"""
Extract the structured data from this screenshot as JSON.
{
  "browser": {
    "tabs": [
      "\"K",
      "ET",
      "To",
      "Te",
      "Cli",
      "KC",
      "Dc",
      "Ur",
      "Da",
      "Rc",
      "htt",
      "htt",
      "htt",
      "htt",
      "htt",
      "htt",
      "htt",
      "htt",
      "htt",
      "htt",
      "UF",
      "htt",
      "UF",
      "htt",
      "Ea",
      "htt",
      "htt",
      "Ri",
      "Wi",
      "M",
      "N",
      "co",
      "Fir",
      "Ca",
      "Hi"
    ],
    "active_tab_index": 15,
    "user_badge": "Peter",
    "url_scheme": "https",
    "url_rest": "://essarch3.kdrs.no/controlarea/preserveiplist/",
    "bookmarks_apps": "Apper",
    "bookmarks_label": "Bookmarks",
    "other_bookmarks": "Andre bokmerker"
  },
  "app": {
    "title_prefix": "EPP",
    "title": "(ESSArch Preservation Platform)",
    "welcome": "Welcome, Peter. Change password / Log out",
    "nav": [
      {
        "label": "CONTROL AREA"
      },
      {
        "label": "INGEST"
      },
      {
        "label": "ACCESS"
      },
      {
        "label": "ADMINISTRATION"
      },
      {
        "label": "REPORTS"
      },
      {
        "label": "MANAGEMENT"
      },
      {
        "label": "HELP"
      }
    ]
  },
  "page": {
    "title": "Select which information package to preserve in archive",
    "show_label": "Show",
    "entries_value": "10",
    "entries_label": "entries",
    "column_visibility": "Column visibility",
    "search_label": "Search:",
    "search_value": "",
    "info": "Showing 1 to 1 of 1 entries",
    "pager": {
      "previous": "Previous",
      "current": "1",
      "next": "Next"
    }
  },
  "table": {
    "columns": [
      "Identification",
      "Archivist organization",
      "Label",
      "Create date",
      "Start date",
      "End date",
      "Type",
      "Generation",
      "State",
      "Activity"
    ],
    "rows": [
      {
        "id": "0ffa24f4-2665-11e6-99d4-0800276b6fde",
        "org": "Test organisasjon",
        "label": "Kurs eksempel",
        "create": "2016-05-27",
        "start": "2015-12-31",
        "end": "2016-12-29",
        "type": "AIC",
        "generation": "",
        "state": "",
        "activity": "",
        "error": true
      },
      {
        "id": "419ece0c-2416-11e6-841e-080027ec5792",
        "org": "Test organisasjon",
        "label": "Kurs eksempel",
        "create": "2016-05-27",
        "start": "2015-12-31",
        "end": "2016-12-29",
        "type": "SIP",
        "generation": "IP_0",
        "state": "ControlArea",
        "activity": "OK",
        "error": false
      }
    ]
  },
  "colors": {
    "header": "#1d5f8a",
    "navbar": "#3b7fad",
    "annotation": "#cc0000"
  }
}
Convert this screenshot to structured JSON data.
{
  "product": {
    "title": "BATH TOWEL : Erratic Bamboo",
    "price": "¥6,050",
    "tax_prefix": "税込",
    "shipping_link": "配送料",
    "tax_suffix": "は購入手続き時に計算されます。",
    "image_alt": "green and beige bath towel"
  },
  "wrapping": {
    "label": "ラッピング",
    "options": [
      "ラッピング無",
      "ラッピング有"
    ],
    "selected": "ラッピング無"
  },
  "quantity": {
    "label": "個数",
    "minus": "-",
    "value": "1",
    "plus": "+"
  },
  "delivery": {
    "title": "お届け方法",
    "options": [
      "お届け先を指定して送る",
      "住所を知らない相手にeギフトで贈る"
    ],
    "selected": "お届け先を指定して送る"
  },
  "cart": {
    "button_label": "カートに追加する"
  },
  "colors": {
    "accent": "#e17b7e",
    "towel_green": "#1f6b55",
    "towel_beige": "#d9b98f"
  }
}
"""
SHORT PROBLEM> Reproduce the data in its entirety, matching each character.

CORRECT RESULT>
Extract the structured data from this screenshot as JSON.
{
  "browser": {
    "tabs": [
      "\"K",
      "ET",
      "To",
      "Te",
      "Cli",
      "KC",
      "Dc",
      "Ur",
      "Da",
      "Rc",
      "htt",
      "htt",
      "htt",
      "htt",
      "htt",
      "htt",
      "htt",
      "htt",
      "htt",
      "htt",
      "UF",
      "htt",
      "UF",
      "htt",
      "Ea",
      "htt",
      "htt",
      "Ri",
      "Wi",
      "M",
      "N",
      "co",
      "Fir",
      "Ca",
      "Hi"
    ],
    "active_tab_index": 15,
    "user_badge": "Peter",
    "url_scheme": "https",
    "url_rest": "://essarch3.kdrs.no/controlarea/preserveiplist/",
    "bookmarks_apps": "Apper",
    "bookmarks_label": "Bookmarks",
    "other_bookmarks": "Andre bokmerker"
  },
  "app": {
    "title_prefix": "EPP",
    "title": "(ESSArch Preservation Platform)",
    "welcome": "Welcome, Peter. Change password / Log out",
    "nav": [
      {
        "label": "CONTROL AREA"
      },
      {
        "label": "INGEST"
      },
      {
        "label": "ACCESS"
      },
      {
        "label": "ADMINISTRATION"
      },
      {
        "label": "REPORTS"
      },
      {
        "label": "MANAGEMENT"
      },
      {
        "label": "HELP"
      }
    ]
  },
  "page": {
    "title": "Select which information package to preserve in archive",
    "show_label": "Show",
    "entries_value": "10",
    "entries_label": "entries",
    "column_visibility": "Column visibility",
    "search_label": "Search:",
    "search_value": "",
    "info": "Showing 1 to 1 of 1 entries",
    "pager": {
      "previous": "Previous",
      "current": "1",
      "next": "Next"
    }
  },
  "table": {
    "columns": [
      "Identification",
      "Archivist organization",
      "Label",
      "Create date",
      "Start date",
      "End date",
      "Type",
      "Generation",
      "State",
      "Activity"
    ],
    "rows": [
      {
        "id": "0ffa24f4-2665-11e6-99d4-0800276b6fde",
        "org": "Test organisasjon",
        "label": "Kurs eksempel",
        "create": "2016-05-27",
        "start": "2015-12-31",
        "end": "2016-12-29",
        "type": "AIC",
        "generation": "",
        "state": "",
        "activity": "",
        "error": true
      },
      {
        "id": "419ece0c-2416-11e6-841e-080027ec5792",
        "org": "Test organisasjon",
        "label": "Kurs eksempel",
        "create": "2016-05-27",
        "start": "2015-12-31",
        "end": "2016-12-29",
        "type": "SIP",
        "generation": "IP_0",
        "state": "ControlArea",
        "activity": "OK",
        "error": false
      }
    ]
  },
  "colors": {
    "header": "#1d5f8a",
    "navbar": "#3b7fad",
    "annotation": "#cc0000"
  }
}
Convert this screenshot to structured JSON data.
{
  "product": {
    "title": "BATH TOWEL : Erratic Bamboo",
    "price": "¥6,050",
    "tax_prefix": "税込",
    "shipping_link": "配送料",
    "tax_suffix": "は購入手続き時に計算されます。",
    "image_alt": "green and beige bath towel"
  },
  "wrapping": {
    "label": "ラッピング",
    "options": [
      "ラッピング無",
      "ラッピング有"
    ],
    "selected": "ラッピング無"
  },
  "quantity": {
    "label": "個数",
    "minus": "-",
    "value": "1",
    "plus": "+"
  },
  "delivery": {
    "title": "お届け方法",
    "options": [
      "お届け先を指定して送る",
      "住所を知らない相手にeギフトで贈る"
    ],
    "selected": "お届け先を指定して送る"
  },
  "cart": {
    "button_label": "カートに追加する"
  },
  "colors": {
    "accent": "#e17b7e",
    "towel_green": "#1f6b55",
    "towel_beige": "#d9b98f"
  }
}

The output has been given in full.